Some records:
□ □ □
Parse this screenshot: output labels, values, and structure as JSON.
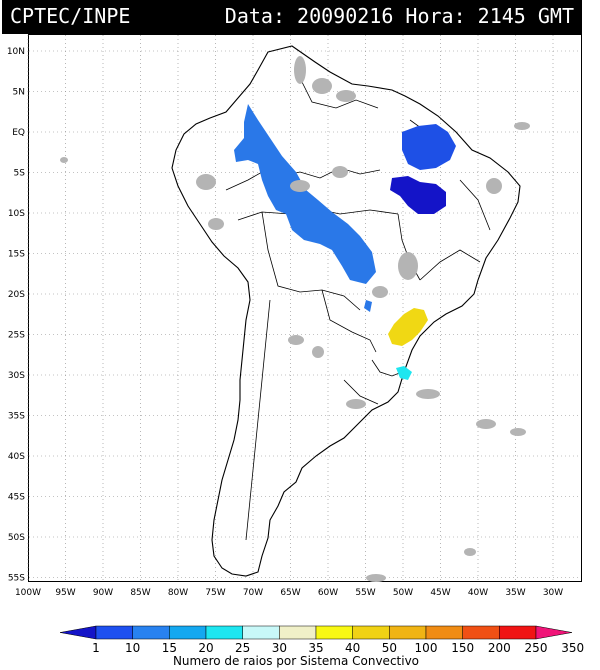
{
  "header": {
    "source": "CPTEC/INPE",
    "datetime": "Data: 20090216 Hora: 2145 GMT"
  },
  "axes": {
    "lat_labels": [
      "10N",
      "5N",
      "EQ",
      "5S",
      "10S",
      "15S",
      "20S",
      "25S",
      "30S",
      "35S",
      "40S",
      "45S",
      "50S",
      "55S"
    ],
    "lon_labels": [
      "100W",
      "95W",
      "90W",
      "85W",
      "80W",
      "75W",
      "70W",
      "65W",
      "60W",
      "55W",
      "50W",
      "45W",
      "40W",
      "35W",
      "30W"
    ]
  },
  "colorbar": {
    "title": "Numero de raios por Sistema Convectivo",
    "labels": [
      "1",
      "10",
      "15",
      "20",
      "25",
      "30",
      "35",
      "40",
      "50",
      "100",
      "150",
      "200",
      "250",
      "350"
    ],
    "colors": [
      "#1414c8",
      "#1e50f0",
      "#2882f0",
      "#14a8f0",
      "#1ee6f0",
      "#c8f8f8",
      "#f0f0c8",
      "#f8f814",
      "#f0d214",
      "#f0b414",
      "#f08c14",
      "#f05014",
      "#f01414",
      "#f01478"
    ]
  }
}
□ □ □
Each entry must be retyped word for word, with every image omitted.

# [Answer to this task]
Parse this screenshot: output labels, values, and structure as JSON.
{
  "header": {
    "source": "CPTEC/INPE",
    "datetime": "Data: 20090216 Hora: 2145 GMT"
  },
  "axes": {
    "lat_labels": [
      "10N",
      "5N",
      "EQ",
      "5S",
      "10S",
      "15S",
      "20S",
      "25S",
      "30S",
      "35S",
      "40S",
      "45S",
      "50S",
      "55S"
    ],
    "lon_labels": [
      "100W",
      "95W",
      "90W",
      "85W",
      "80W",
      "75W",
      "70W",
      "65W",
      "60W",
      "55W",
      "50W",
      "45W",
      "40W",
      "35W",
      "30W"
    ]
  },
  "colorbar": {
    "title": "Numero de raios por Sistema Convectivo",
    "labels": [
      "1",
      "10",
      "15",
      "20",
      "25",
      "30",
      "35",
      "40",
      "50",
      "100",
      "150",
      "200",
      "250",
      "350"
    ],
    "colors": [
      "#1414c8",
      "#1e50f0",
      "#2882f0",
      "#14a8f0",
      "#1ee6f0",
      "#c8f8f8",
      "#f0f0c8",
      "#f8f814",
      "#f0d214",
      "#f0b414",
      "#f08c14",
      "#f05014",
      "#f01414",
      "#f01478"
    ]
  }
}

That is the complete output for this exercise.